● Record list
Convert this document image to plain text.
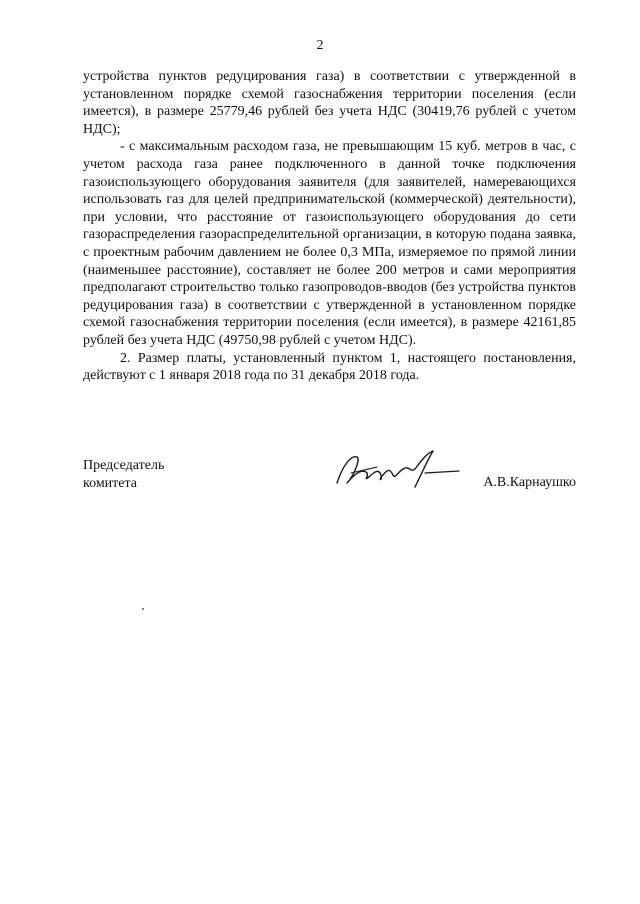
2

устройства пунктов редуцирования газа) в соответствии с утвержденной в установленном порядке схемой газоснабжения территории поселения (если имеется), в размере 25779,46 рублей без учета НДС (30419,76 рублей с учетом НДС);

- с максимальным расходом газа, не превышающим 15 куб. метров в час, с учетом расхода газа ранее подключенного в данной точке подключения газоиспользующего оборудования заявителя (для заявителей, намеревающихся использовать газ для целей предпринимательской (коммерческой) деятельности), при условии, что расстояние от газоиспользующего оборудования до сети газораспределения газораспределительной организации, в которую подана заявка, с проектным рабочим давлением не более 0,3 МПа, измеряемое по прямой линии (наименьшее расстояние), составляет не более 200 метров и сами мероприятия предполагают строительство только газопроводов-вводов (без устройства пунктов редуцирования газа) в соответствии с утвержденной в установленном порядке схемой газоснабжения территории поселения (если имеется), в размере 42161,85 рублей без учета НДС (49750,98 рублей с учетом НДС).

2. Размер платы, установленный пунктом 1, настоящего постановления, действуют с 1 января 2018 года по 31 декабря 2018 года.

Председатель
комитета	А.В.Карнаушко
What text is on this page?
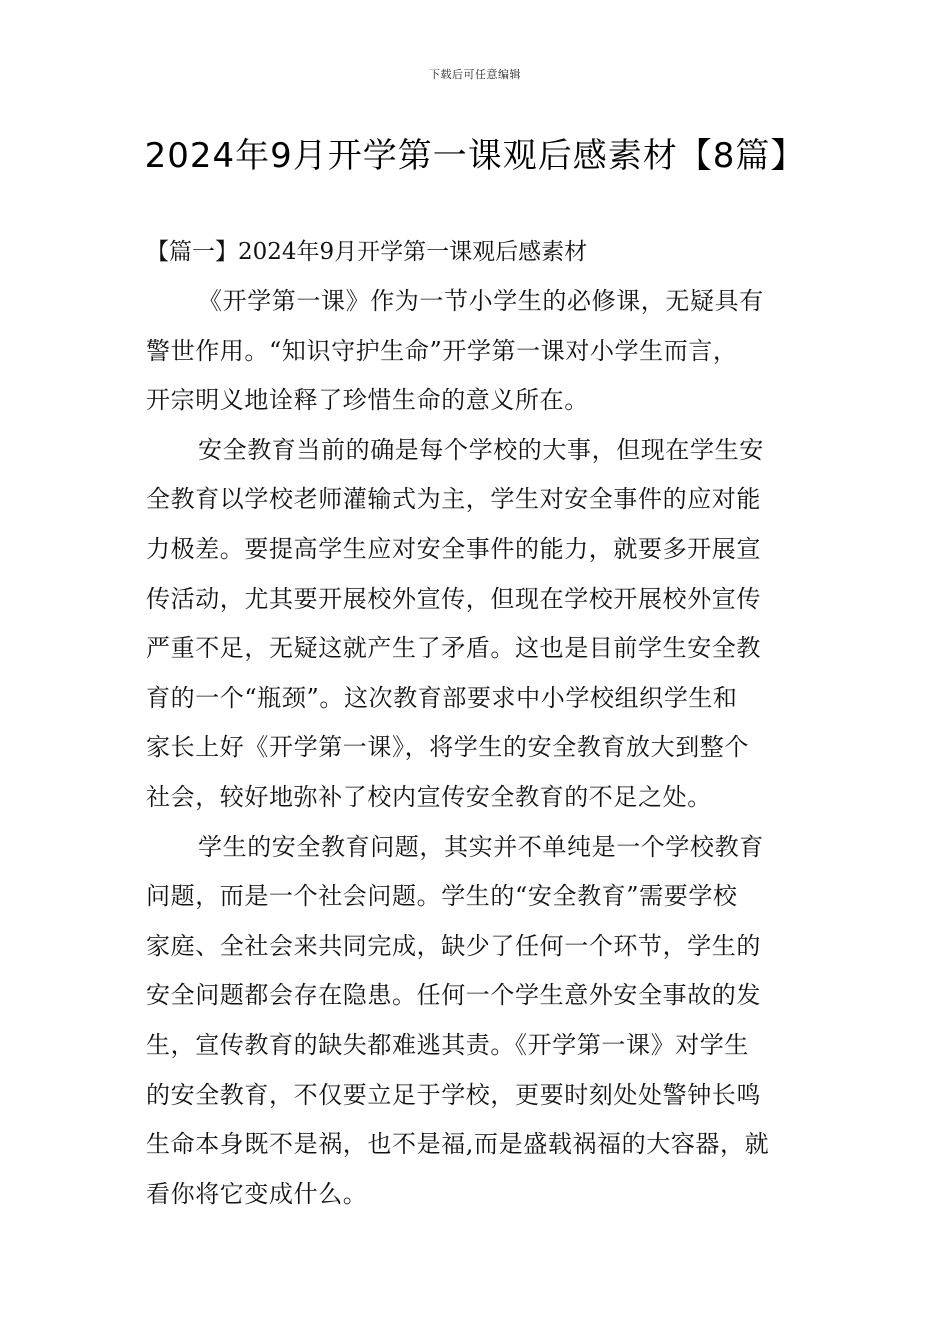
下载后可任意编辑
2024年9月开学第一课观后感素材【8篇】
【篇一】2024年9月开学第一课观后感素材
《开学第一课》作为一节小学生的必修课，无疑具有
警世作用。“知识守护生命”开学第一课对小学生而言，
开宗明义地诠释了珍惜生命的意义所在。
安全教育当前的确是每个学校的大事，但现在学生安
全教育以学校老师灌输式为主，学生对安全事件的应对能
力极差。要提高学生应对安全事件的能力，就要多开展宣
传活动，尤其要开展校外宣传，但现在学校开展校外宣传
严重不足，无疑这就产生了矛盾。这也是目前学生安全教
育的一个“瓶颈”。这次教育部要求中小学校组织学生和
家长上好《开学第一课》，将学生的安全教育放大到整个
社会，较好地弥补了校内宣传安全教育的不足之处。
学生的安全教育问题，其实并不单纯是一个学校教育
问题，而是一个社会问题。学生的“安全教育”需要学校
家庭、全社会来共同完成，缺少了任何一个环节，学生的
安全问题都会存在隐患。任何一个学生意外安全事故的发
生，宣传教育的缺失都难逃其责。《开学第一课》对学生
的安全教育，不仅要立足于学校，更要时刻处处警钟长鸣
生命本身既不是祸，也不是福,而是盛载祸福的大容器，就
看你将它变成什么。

● To do
Go through the records and show every line with the string "text" in it.

● Written reply
Convert this document image to plain text.
What text is on this page?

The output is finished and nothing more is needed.